*Extracted records*:
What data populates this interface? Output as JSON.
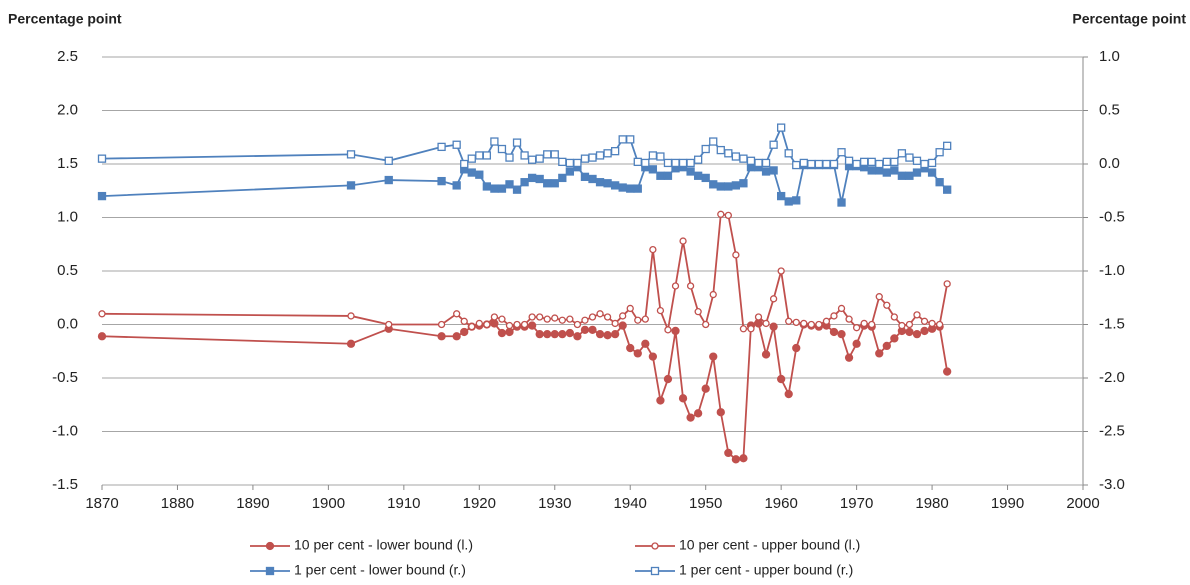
{
  "chart_data": {
    "type": "line",
    "y_label": "Percentage point",
    "y2_label": "Percentage point",
    "x": [
      1870,
      1903,
      1908,
      1915,
      1917,
      1918,
      1919,
      1920,
      1921,
      1922,
      1923,
      1924,
      1925,
      1926,
      1927,
      1928,
      1929,
      1930,
      1931,
      1932,
      1933,
      1934,
      1935,
      1936,
      1937,
      1938,
      1939,
      1940,
      1941,
      1942,
      1943,
      1944,
      1945,
      1946,
      1947,
      1948,
      1949,
      1950,
      1951,
      1952,
      1953,
      1954,
      1955,
      1956,
      1957,
      1958,
      1959,
      1960,
      1961,
      1962,
      1963,
      1964,
      1965,
      1966,
      1967,
      1968,
      1969,
      1970,
      1971,
      1972,
      1973,
      1974,
      1975,
      1976,
      1977,
      1978,
      1979,
      1980,
      1981,
      1982
    ],
    "xlim": [
      1870,
      2000
    ],
    "xticks": [
      1870,
      1880,
      1890,
      1900,
      1910,
      1920,
      1930,
      1940,
      1950,
      1960,
      1970,
      1980,
      1990,
      2000
    ],
    "ylim": [
      -1.5,
      2.5
    ],
    "yticks": [
      -1.5,
      {
        "value": -1,
        "label": "-1.0"
      },
      -0.5,
      {
        "value": 0,
        "label": "0.0"
      },
      0.5,
      {
        "value": 1,
        "label": "1.0"
      },
      1.5,
      {
        "value": 2,
        "label": "2.0"
      },
      2.5
    ],
    "y2lim": [
      -3,
      1
    ],
    "y2ticks": [
      {
        "value": -3,
        "label": "-3.0"
      },
      -2.5,
      {
        "value": -2,
        "label": "-2.0"
      },
      -1.5,
      {
        "value": -1,
        "label": "-1.0"
      },
      -0.5,
      {
        "value": 0,
        "label": "0.0"
      },
      0.5,
      {
        "value": 1,
        "label": "1.0"
      }
    ],
    "grid": true,
    "legend": "bottom",
    "series": [
      {
        "name": "10 per cent - lower bound (l.)",
        "color": "#c0504d",
        "marker": "circle",
        "filled": true,
        "values": [
          -0.11,
          -0.18,
          -0.04,
          -0.11,
          -0.11,
          -0.07,
          -0.02,
          -0.01,
          0,
          0.01,
          -0.08,
          -0.07,
          -0.02,
          -0.02,
          -0.01,
          -0.09,
          -0.09,
          -0.09,
          -0.09,
          -0.08,
          -0.11,
          -0.05,
          -0.05,
          -0.09,
          -0.1,
          -0.09,
          -0.01,
          -0.22,
          -0.27,
          -0.18,
          -0.3,
          -0.71,
          -0.51,
          -0.06,
          -0.69,
          -0.87,
          -0.83,
          -0.6,
          -0.3,
          -0.82,
          -1.2,
          -1.26,
          -1.25,
          -0.01,
          0.01,
          -0.28,
          -0.02,
          -0.51,
          -0.65,
          -0.22,
          0,
          -0.01,
          -0.02,
          -0.01,
          -0.07,
          -0.09,
          -0.31,
          -0.18,
          -0.01,
          -0.02,
          -0.27,
          -0.2,
          -0.13,
          -0.06,
          -0.07,
          -0.09,
          -0.06,
          -0.04,
          -0.02,
          -0.44
        ]
      },
      {
        "name": "10 per cent - upper bound (l.)",
        "color": "#c0504d",
        "marker": "circle",
        "filled": false,
        "values": [
          0.1,
          0.08,
          0,
          0,
          0.1,
          0.03,
          -0.02,
          0.01,
          0,
          0.07,
          0.05,
          -0.01,
          0,
          0,
          0.07,
          0.07,
          0.05,
          0.06,
          0.04,
          0.05,
          0,
          0.04,
          0.07,
          0.1,
          0.07,
          0.01,
          0.08,
          0.15,
          0.04,
          0.05,
          0.7,
          0.13,
          -0.05,
          0.36,
          0.78,
          0.36,
          0.12,
          0,
          0.28,
          1.03,
          1.02,
          0.65,
          -0.04,
          -0.04,
          0.07,
          0.01,
          0.24,
          0.5,
          0.03,
          0.02,
          0.01,
          0,
          0,
          0.03,
          0.08,
          0.15,
          0.05,
          -0.03,
          0.01,
          0,
          0.26,
          0.18,
          0.07,
          -0.01,
          0,
          0.09,
          0.03,
          0.01,
          0,
          0.38
        ]
      },
      {
        "name": "1 per cent - lower bound (r.)",
        "color": "#4f81bd",
        "marker": "square",
        "filled": true,
        "axis": "y2",
        "values": [
          -0.3,
          -0.2,
          -0.15,
          -0.16,
          -0.2,
          -0.05,
          -0.08,
          -0.1,
          -0.21,
          -0.23,
          -0.23,
          -0.19,
          -0.24,
          -0.17,
          -0.13,
          -0.14,
          -0.18,
          -0.18,
          -0.13,
          -0.07,
          -0.03,
          -0.12,
          -0.14,
          -0.17,
          -0.18,
          -0.2,
          -0.22,
          -0.23,
          -0.23,
          -0.03,
          -0.05,
          -0.11,
          -0.11,
          -0.04,
          -0.03,
          -0.07,
          -0.11,
          -0.13,
          -0.19,
          -0.21,
          -0.21,
          -0.2,
          -0.18,
          -0.03,
          -0.03,
          -0.07,
          -0.06,
          -0.3,
          -0.35,
          -0.34,
          -0.01,
          -0.01,
          -0.01,
          -0.01,
          -0.01,
          -0.36,
          -0.02,
          -0.02,
          -0.03,
          -0.06,
          -0.06,
          -0.08,
          -0.06,
          -0.11,
          -0.11,
          -0.08,
          -0.04,
          -0.08,
          -0.17,
          -0.24
        ]
      },
      {
        "name": "1 per cent - upper bound (r.)",
        "color": "#4f81bd",
        "marker": "square",
        "filled": false,
        "axis": "y2",
        "values": [
          0.05,
          0.09,
          0.03,
          0.16,
          0.18,
          0,
          0.05,
          0.08,
          0.08,
          0.21,
          0.14,
          0.06,
          0.2,
          0.08,
          0.04,
          0.05,
          0.09,
          0.09,
          0.02,
          0.01,
          0.01,
          0.05,
          0.06,
          0.08,
          0.1,
          0.12,
          0.23,
          0.23,
          0.02,
          0.01,
          0.08,
          0.07,
          0.01,
          0.01,
          0.01,
          0.01,
          0.04,
          0.14,
          0.21,
          0.13,
          0.1,
          0.07,
          0.05,
          0.03,
          0.01,
          0.01,
          0.18,
          0.34,
          0.1,
          -0.01,
          0.01,
          0,
          0,
          0,
          0,
          0.11,
          0.03,
          0,
          0.02,
          0.02,
          0,
          0.02,
          0.02,
          0.1,
          0.06,
          0.03,
          0,
          0.01,
          0.11,
          0.17
        ]
      }
    ]
  }
}
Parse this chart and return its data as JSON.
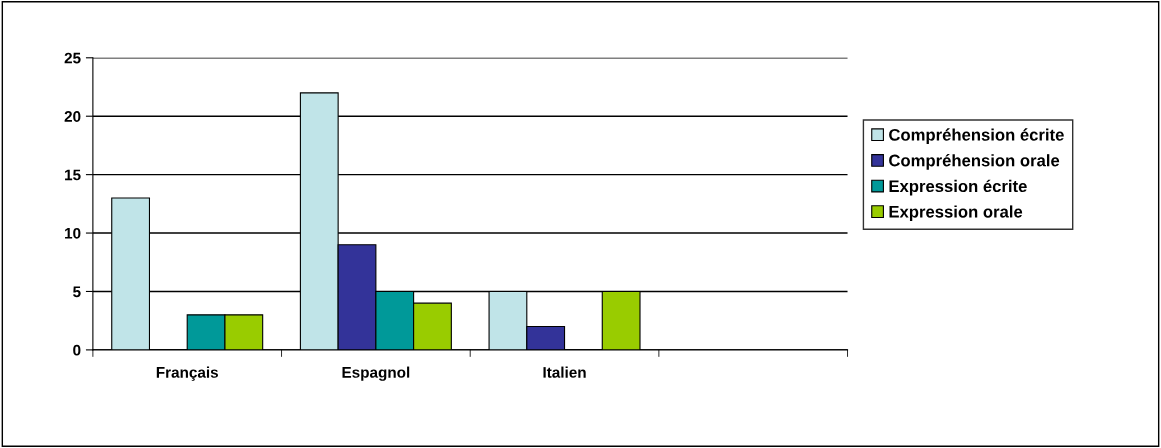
{
  "chart_data": {
    "type": "bar",
    "categories": [
      "Français",
      "Espagnol",
      "Italien",
      null
    ],
    "series": [
      {
        "name": "Compréhension écrite",
        "color": "#c0e4e8",
        "values": [
          13,
          22,
          5,
          null
        ]
      },
      {
        "name": "Compréhension orale",
        "color": "#333399",
        "values": [
          0,
          9,
          2,
          null
        ]
      },
      {
        "name": "Expression écrite",
        "color": "#009999",
        "values": [
          3,
          5,
          0,
          null
        ]
      },
      {
        "name": "Expression orale",
        "color": "#99cc00",
        "values": [
          3,
          4,
          5,
          null
        ]
      }
    ],
    "ylim": [
      0,
      25
    ],
    "yticks": [
      0,
      5,
      10,
      15,
      20,
      25
    ],
    "grid": "y",
    "legend": "right"
  }
}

*What is asked*: Transcribe each entry precisely as given, leaving the pictures out.

*Task answer*:
What data populates this interface? Output as JSON.
{
  "chart_data": {
    "type": "line",
    "y_label": "Percentage point",
    "y2_label": "Percentage point",
    "x": [
      1870,
      1903,
      1908,
      1915,
      1917,
      1918,
      1919,
      1920,
      1921,
      1922,
      1923,
      1924,
      1925,
      1926,
      1927,
      1928,
      1929,
      1930,
      1931,
      1932,
      1933,
      1934,
      1935,
      1936,
      1937,
      1938,
      1939,
      1940,
      1941,
      1942,
      1943,
      1944,
      1945,
      1946,
      1947,
      1948,
      1949,
      1950,
      1951,
      1952,
      1953,
      1954,
      1955,
      1956,
      1957,
      1958,
      1959,
      1960,
      1961,
      1962,
      1963,
      1964,
      1965,
      1966,
      1967,
      1968,
      1969,
      1970,
      1971,
      1972,
      1973,
      1974,
      1975,
      1976,
      1977,
      1978,
      1979,
      1980,
      1981,
      1982
    ],
    "xlim": [
      1870,
      2000
    ],
    "xticks": [
      1870,
      1880,
      1890,
      1900,
      1910,
      1920,
      1930,
      1940,
      1950,
      1960,
      1970,
      1980,
      1990,
      2000
    ],
    "ylim": [
      -1.5,
      2.5
    ],
    "yticks": [
      -1.5,
      {
        "value": -1,
        "label": "-1.0"
      },
      -0.5,
      {
        "value": 0,
        "label": "0.0"
      },
      0.5,
      {
        "value": 1,
        "label": "1.0"
      },
      1.5,
      {
        "value": 2,
        "label": "2.0"
      },
      2.5
    ],
    "y2lim": [
      -3,
      1
    ],
    "y2ticks": [
      {
        "value": -3,
        "label": "-3.0"
      },
      -2.5,
      {
        "value": -2,
        "label": "-2.0"
      },
      -1.5,
      {
        "value": -1,
        "label": "-1.0"
      },
      -0.5,
      {
        "value": 0,
        "label": "0.0"
      },
      0.5,
      {
        "value": 1,
        "label": "1.0"
      }
    ],
    "grid": true,
    "legend": "bottom",
    "series": [
      {
        "name": "10 per cent - lower bound (l.)",
        "color": "#c0504d",
        "marker": "circle",
        "filled": true,
        "values": [
          -0.11,
          -0.18,
          -0.04,
          -0.11,
          -0.11,
          -0.07,
          -0.02,
          -0.01,
          0,
          0.01,
          -0.08,
          -0.07,
          -0.02,
          -0.02,
          -0.01,
          -0.09,
          -0.09,
          -0.09,
          -0.09,
          -0.08,
          -0.11,
          -0.05,
          -0.05,
          -0.09,
          -0.1,
          -0.09,
          -0.01,
          -0.22,
          -0.27,
          -0.18,
          -0.3,
          -0.71,
          -0.51,
          -0.06,
          -0.69,
          -0.87,
          -0.83,
          -0.6,
          -0.3,
          -0.82,
          -1.2,
          -1.26,
          -1.25,
          -0.01,
          0.01,
          -0.28,
          -0.02,
          -0.51,
          -0.65,
          -0.22,
          0,
          -0.01,
          -0.02,
          -0.01,
          -0.07,
          -0.09,
          -0.31,
          -0.18,
          -0.01,
          -0.02,
          -0.27,
          -0.2,
          -0.13,
          -0.06,
          -0.07,
          -0.09,
          -0.06,
          -0.04,
          -0.02,
          -0.44
        ]
      },
      {
        "name": "10 per cent - upper bound (l.)",
        "color": "#c0504d",
        "marker": "circle",
        "filled": false,
        "values": [
          0.1,
          0.08,
          0,
          0,
          0.1,
          0.03,
          -0.02,
          0.01,
          0,
          0.07,
          0.05,
          -0.01,
          0,
          0,
          0.07,
          0.07,
          0.05,
          0.06,
          0.04,
          0.05,
          0,
          0.04,
          0.07,
          0.1,
          0.07,
          0.01,
          0.08,
          0.15,
          0.04,
          0.05,
          0.7,
          0.13,
          -0.05,
          0.36,
          0.78,
          0.36,
          0.12,
          0,
          0.28,
          1.03,
          1.02,
          0.65,
          -0.04,
          -0.04,
          0.07,
          0.01,
          0.24,
          0.5,
          0.03,
          0.02,
          0.01,
          0,
          0,
          0.03,
          0.08,
          0.15,
          0.05,
          -0.03,
          0.01,
          0,
          0.26,
          0.18,
          0.07,
          -0.01,
          0,
          0.09,
          0.03,
          0.01,
          0,
          0.38
        ]
      },
      {
        "name": "1 per cent - lower bound (r.)",
        "color": "#4f81bd",
        "marker": "square",
        "filled": true,
        "axis": "y2",
        "values": [
          -0.3,
          -0.2,
          -0.15,
          -0.16,
          -0.2,
          -0.05,
          -0.08,
          -0.1,
          -0.21,
          -0.23,
          -0.23,
          -0.19,
          -0.24,
          -0.17,
          -0.13,
          -0.14,
          -0.18,
          -0.18,
          -0.13,
          -0.07,
          -0.03,
          -0.12,
          -0.14,
          -0.17,
          -0.18,
          -0.2,
          -0.22,
          -0.23,
          -0.23,
          -0.03,
          -0.05,
          -0.11,
          -0.11,
          -0.04,
          -0.03,
          -0.07,
          -0.11,
          -0.13,
          -0.19,
          -0.21,
          -0.21,
          -0.2,
          -0.18,
          -0.03,
          -0.03,
          -0.07,
          -0.06,
          -0.3,
          -0.35,
          -0.34,
          -0.01,
          -0.01,
          -0.01,
          -0.01,
          -0.01,
          -0.36,
          -0.02,
          -0.02,
          -0.03,
          -0.06,
          -0.06,
          -0.08,
          -0.06,
          -0.11,
          -0.11,
          -0.08,
          -0.04,
          -0.08,
          -0.17,
          -0.24
        ]
      },
      {
        "name": "1 per cent - upper bound (r.)",
        "color": "#4f81bd",
        "marker": "square",
        "filled": false,
        "axis": "y2",
        "values": [
          0.05,
          0.09,
          0.03,
          0.16,
          0.18,
          0,
          0.05,
          0.08,
          0.08,
          0.21,
          0.14,
          0.06,
          0.2,
          0.08,
          0.04,
          0.05,
          0.09,
          0.09,
          0.02,
          0.01,
          0.01,
          0.05,
          0.06,
          0.08,
          0.1,
          0.12,
          0.23,
          0.23,
          0.02,
          0.01,
          0.08,
          0.07,
          0.01,
          0.01,
          0.01,
          0.01,
          0.04,
          0.14,
          0.21,
          0.13,
          0.1,
          0.07,
          0.05,
          0.03,
          0.01,
          0.01,
          0.18,
          0.34,
          0.1,
          -0.01,
          0.01,
          0,
          0,
          0,
          0,
          0.11,
          0.03,
          0,
          0.02,
          0.02,
          0,
          0.02,
          0.02,
          0.1,
          0.06,
          0.03,
          0,
          0.01,
          0.11,
          0.17
        ]
      }
    ]
  }
}
Parse this chart and return its data as JSON.
{
  "chart_data": {
    "type": "bar",
    "categories": [
      "Français",
      "Espagnol",
      "Italien",
      null
    ],
    "series": [
      {
        "name": "Compréhension écrite",
        "color": "#c0e4e8",
        "values": [
          13,
          22,
          5,
          null
        ]
      },
      {
        "name": "Compréhension orale",
        "color": "#333399",
        "values": [
          0,
          9,
          2,
          null
        ]
      },
      {
        "name": "Expression écrite",
        "color": "#009999",
        "values": [
          3,
          5,
          0,
          null
        ]
      },
      {
        "name": "Expression orale",
        "color": "#99cc00",
        "values": [
          3,
          4,
          5,
          null
        ]
      }
    ],
    "ylim": [
      0,
      25
    ],
    "yticks": [
      0,
      5,
      10,
      15,
      20,
      25
    ],
    "grid": "y",
    "legend": "right"
  }
}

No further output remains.